*Required work*: Transcribe everything in the data word for word. Pictures are left out.

*The data*:
▬▬▬

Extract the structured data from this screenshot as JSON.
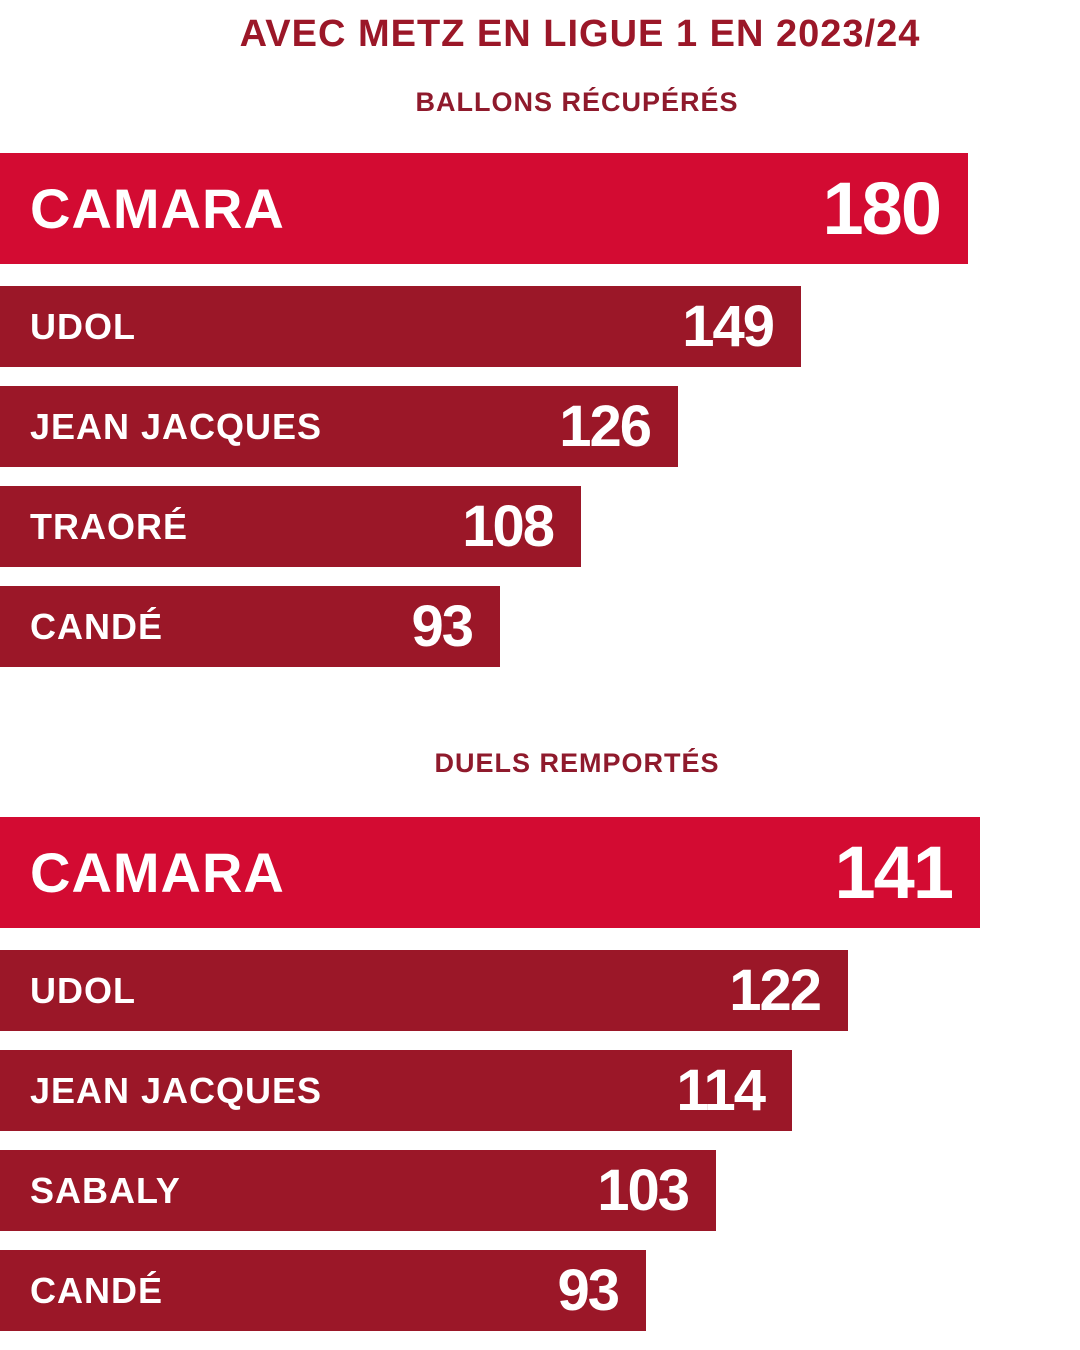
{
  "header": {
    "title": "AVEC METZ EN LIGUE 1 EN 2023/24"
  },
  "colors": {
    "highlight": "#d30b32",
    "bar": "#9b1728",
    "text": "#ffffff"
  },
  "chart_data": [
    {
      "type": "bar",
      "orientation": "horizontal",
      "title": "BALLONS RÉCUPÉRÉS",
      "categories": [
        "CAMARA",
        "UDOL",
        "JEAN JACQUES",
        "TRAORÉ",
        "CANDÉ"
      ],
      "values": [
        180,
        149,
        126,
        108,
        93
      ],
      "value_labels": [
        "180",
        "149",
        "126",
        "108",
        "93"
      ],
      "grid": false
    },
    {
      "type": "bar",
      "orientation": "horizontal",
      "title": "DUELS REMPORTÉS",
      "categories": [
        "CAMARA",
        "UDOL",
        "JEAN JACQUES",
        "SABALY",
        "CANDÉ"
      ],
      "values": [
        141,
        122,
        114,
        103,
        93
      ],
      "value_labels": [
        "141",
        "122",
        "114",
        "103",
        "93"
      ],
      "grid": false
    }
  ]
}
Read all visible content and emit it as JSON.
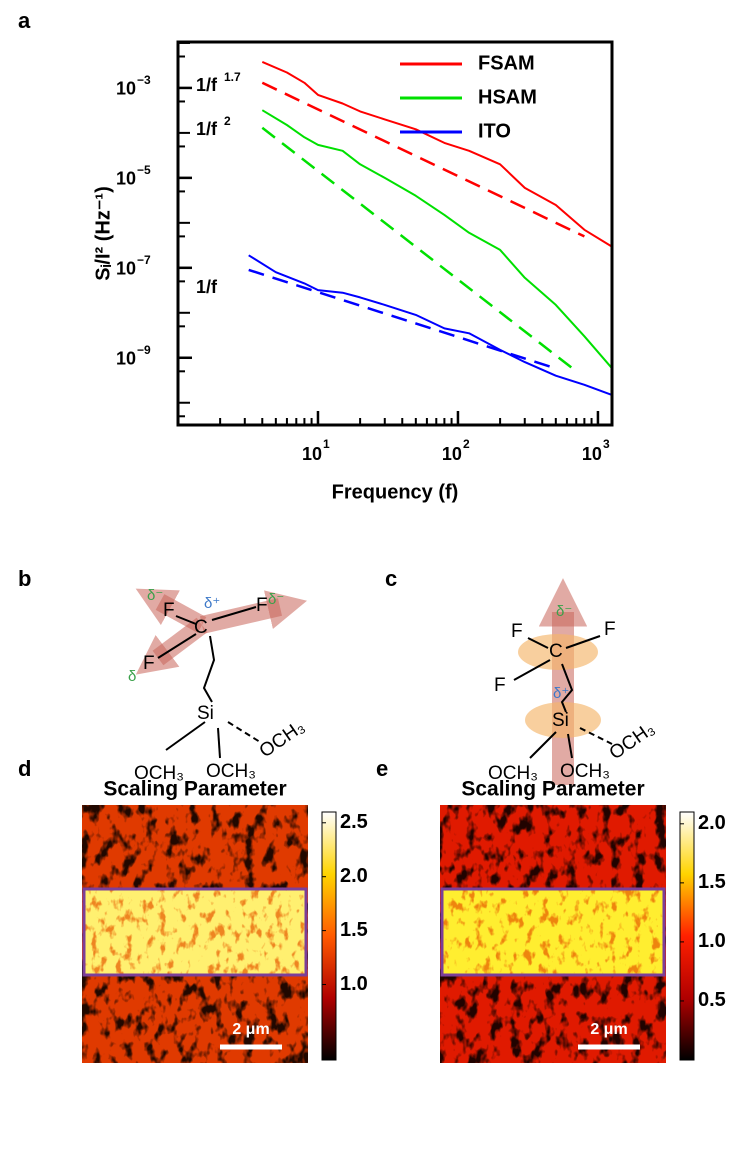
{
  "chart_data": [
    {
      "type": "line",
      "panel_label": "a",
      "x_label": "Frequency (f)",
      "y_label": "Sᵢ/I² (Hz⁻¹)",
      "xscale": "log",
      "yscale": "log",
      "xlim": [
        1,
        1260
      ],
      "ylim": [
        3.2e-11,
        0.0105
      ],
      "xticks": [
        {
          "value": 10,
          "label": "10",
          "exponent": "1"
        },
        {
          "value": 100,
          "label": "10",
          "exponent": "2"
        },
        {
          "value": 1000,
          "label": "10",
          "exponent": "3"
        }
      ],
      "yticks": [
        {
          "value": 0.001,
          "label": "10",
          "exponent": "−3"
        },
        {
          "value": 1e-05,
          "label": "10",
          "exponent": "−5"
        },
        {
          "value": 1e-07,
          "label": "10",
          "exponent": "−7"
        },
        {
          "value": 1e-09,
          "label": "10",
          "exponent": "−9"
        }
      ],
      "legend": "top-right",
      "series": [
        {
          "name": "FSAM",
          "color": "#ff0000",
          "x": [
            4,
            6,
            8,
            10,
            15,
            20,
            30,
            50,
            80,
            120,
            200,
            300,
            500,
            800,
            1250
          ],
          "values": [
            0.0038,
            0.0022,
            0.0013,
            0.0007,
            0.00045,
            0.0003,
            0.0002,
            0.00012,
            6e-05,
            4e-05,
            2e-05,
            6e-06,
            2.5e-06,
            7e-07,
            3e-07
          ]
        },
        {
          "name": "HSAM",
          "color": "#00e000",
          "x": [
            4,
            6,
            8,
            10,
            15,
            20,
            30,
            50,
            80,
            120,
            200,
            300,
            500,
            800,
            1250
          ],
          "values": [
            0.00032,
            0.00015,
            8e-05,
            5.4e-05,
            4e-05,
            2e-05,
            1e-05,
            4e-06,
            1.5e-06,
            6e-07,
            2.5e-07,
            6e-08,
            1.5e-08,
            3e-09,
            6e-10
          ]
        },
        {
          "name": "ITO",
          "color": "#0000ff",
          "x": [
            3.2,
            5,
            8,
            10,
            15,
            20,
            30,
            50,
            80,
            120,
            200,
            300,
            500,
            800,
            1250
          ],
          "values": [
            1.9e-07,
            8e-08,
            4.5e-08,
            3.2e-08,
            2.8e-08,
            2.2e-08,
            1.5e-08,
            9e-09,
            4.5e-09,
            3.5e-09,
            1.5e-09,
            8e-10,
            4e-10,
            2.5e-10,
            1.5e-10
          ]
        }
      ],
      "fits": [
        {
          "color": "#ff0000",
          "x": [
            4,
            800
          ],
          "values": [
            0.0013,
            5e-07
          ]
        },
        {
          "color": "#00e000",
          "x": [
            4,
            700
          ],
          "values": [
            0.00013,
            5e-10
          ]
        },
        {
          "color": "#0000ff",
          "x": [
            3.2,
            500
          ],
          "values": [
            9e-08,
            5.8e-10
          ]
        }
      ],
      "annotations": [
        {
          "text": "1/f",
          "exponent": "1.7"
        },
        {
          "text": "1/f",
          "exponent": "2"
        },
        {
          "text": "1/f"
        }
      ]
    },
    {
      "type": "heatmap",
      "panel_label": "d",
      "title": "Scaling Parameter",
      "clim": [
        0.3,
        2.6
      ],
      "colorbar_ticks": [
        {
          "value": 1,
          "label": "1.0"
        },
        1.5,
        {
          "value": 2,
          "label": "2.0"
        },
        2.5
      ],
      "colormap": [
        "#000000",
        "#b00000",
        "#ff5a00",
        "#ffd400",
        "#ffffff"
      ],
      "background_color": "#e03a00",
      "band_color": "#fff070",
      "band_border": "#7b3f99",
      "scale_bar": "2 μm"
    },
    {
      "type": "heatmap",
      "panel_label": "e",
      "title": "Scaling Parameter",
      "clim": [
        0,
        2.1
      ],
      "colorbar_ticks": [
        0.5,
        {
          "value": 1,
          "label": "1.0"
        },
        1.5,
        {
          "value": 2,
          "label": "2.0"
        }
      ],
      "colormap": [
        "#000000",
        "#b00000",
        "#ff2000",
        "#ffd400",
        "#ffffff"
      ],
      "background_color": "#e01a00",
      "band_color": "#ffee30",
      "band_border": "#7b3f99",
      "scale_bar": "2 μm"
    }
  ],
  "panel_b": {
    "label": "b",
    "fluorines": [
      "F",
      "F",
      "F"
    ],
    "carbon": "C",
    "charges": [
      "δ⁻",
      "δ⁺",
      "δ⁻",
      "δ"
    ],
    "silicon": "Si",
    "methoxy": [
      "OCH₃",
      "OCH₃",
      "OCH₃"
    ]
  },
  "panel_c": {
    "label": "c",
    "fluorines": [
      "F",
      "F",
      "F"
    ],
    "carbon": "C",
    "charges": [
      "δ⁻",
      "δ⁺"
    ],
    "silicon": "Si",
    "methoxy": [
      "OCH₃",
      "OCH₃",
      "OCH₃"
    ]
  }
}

▬▬▬

*Solution*:
Extract the structured data from this screenshot as JSON.
{
  "header": {
    "title": "AVEC METZ EN LIGUE 1 EN 2023/24"
  },
  "colors": {
    "highlight": "#d30b32",
    "bar": "#9b1728",
    "text": "#ffffff"
  },
  "chart_data": [
    {
      "type": "bar",
      "orientation": "horizontal",
      "title": "BALLONS RÉCUPÉRÉS",
      "categories": [
        "CAMARA",
        "UDOL",
        "JEAN JACQUES",
        "TRAORÉ",
        "CANDÉ"
      ],
      "values": [
        180,
        149,
        126,
        108,
        93
      ],
      "value_labels": [
        "180",
        "149",
        "126",
        "108",
        "93"
      ],
      "grid": false
    },
    {
      "type": "bar",
      "orientation": "horizontal",
      "title": "DUELS REMPORTÉS",
      "categories": [
        "CAMARA",
        "UDOL",
        "JEAN JACQUES",
        "SABALY",
        "CANDÉ"
      ],
      "values": [
        141,
        122,
        114,
        103,
        93
      ],
      "value_labels": [
        "141",
        "122",
        "114",
        "103",
        "93"
      ],
      "grid": false
    }
  ]
}
Read all visible content and emit it as JSON.
{
  "chart_data": [
    {
      "type": "line",
      "panel_label": "a",
      "x_label": "Frequency (f)",
      "y_label": "Sᵢ/I² (Hz⁻¹)",
      "xscale": "log",
      "yscale": "log",
      "xlim": [
        1,
        1260
      ],
      "ylim": [
        3.2e-11,
        0.0105
      ],
      "xticks": [
        {
          "value": 10,
          "label": "10",
          "exponent": "1"
        },
        {
          "value": 100,
          "label": "10",
          "exponent": "2"
        },
        {
          "value": 1000,
          "label": "10",
          "exponent": "3"
        }
      ],
      "yticks": [
        {
          "value": 0.001,
          "label": "10",
          "exponent": "−3"
        },
        {
          "value": 1e-05,
          "label": "10",
          "exponent": "−5"
        },
        {
          "value": 1e-07,
          "label": "10",
          "exponent": "−7"
        },
        {
          "value": 1e-09,
          "label": "10",
          "exponent": "−9"
        }
      ],
      "legend": "top-right",
      "series": [
        {
          "name": "FSAM",
          "color": "#ff0000",
          "x": [
            4,
            6,
            8,
            10,
            15,
            20,
            30,
            50,
            80,
            120,
            200,
            300,
            500,
            800,
            1250
          ],
          "values": [
            0.0038,
            0.0022,
            0.0013,
            0.0007,
            0.00045,
            0.0003,
            0.0002,
            0.00012,
            6e-05,
            4e-05,
            2e-05,
            6e-06,
            2.5e-06,
            7e-07,
            3e-07
          ]
        },
        {
          "name": "HSAM",
          "color": "#00e000",
          "x": [
            4,
            6,
            8,
            10,
            15,
            20,
            30,
            50,
            80,
            120,
            200,
            300,
            500,
            800,
            1250
          ],
          "values": [
            0.00032,
            0.00015,
            8e-05,
            5.4e-05,
            4e-05,
            2e-05,
            1e-05,
            4e-06,
            1.5e-06,
            6e-07,
            2.5e-07,
            6e-08,
            1.5e-08,
            3e-09,
            6e-10
          ]
        },
        {
          "name": "ITO",
          "color": "#0000ff",
          "x": [
            3.2,
            5,
            8,
            10,
            15,
            20,
            30,
            50,
            80,
            120,
            200,
            300,
            500,
            800,
            1250
          ],
          "values": [
            1.9e-07,
            8e-08,
            4.5e-08,
            3.2e-08,
            2.8e-08,
            2.2e-08,
            1.5e-08,
            9e-09,
            4.5e-09,
            3.5e-09,
            1.5e-09,
            8e-10,
            4e-10,
            2.5e-10,
            1.5e-10
          ]
        }
      ],
      "fits": [
        {
          "color": "#ff0000",
          "x": [
            4,
            800
          ],
          "values": [
            0.0013,
            5e-07
          ]
        },
        {
          "color": "#00e000",
          "x": [
            4,
            700
          ],
          "values": [
            0.00013,
            5e-10
          ]
        },
        {
          "color": "#0000ff",
          "x": [
            3.2,
            500
          ],
          "values": [
            9e-08,
            5.8e-10
          ]
        }
      ],
      "annotations": [
        {
          "text": "1/f",
          "exponent": "1.7"
        },
        {
          "text": "1/f",
          "exponent": "2"
        },
        {
          "text": "1/f"
        }
      ]
    },
    {
      "type": "heatmap",
      "panel_label": "d",
      "title": "Scaling Parameter",
      "clim": [
        0.3,
        2.6
      ],
      "colorbar_ticks": [
        {
          "value": 1,
          "label": "1.0"
        },
        1.5,
        {
          "value": 2,
          "label": "2.0"
        },
        2.5
      ],
      "colormap": [
        "#000000",
        "#b00000",
        "#ff5a00",
        "#ffd400",
        "#ffffff"
      ],
      "background_color": "#e03a00",
      "band_color": "#fff070",
      "band_border": "#7b3f99",
      "scale_bar": "2 μm"
    },
    {
      "type": "heatmap",
      "panel_label": "e",
      "title": "Scaling Parameter",
      "clim": [
        0,
        2.1
      ],
      "colorbar_ticks": [
        0.5,
        {
          "value": 1,
          "label": "1.0"
        },
        1.5,
        {
          "value": 2,
          "label": "2.0"
        }
      ],
      "colormap": [
        "#000000",
        "#b00000",
        "#ff2000",
        "#ffd400",
        "#ffffff"
      ],
      "background_color": "#e01a00",
      "band_color": "#ffee30",
      "band_border": "#7b3f99",
      "scale_bar": "2 μm"
    }
  ],
  "panel_b": {
    "label": "b",
    "fluorines": [
      "F",
      "F",
      "F"
    ],
    "carbon": "C",
    "charges": [
      "δ⁻",
      "δ⁺",
      "δ⁻",
      "δ"
    ],
    "silicon": "Si",
    "methoxy": [
      "OCH₃",
      "OCH₃",
      "OCH₃"
    ]
  },
  "panel_c": {
    "label": "c",
    "fluorines": [
      "F",
      "F",
      "F"
    ],
    "carbon": "C",
    "charges": [
      "δ⁻",
      "δ⁺"
    ],
    "silicon": "Si",
    "methoxy": [
      "OCH₃",
      "OCH₃",
      "OCH₃"
    ]
  }
}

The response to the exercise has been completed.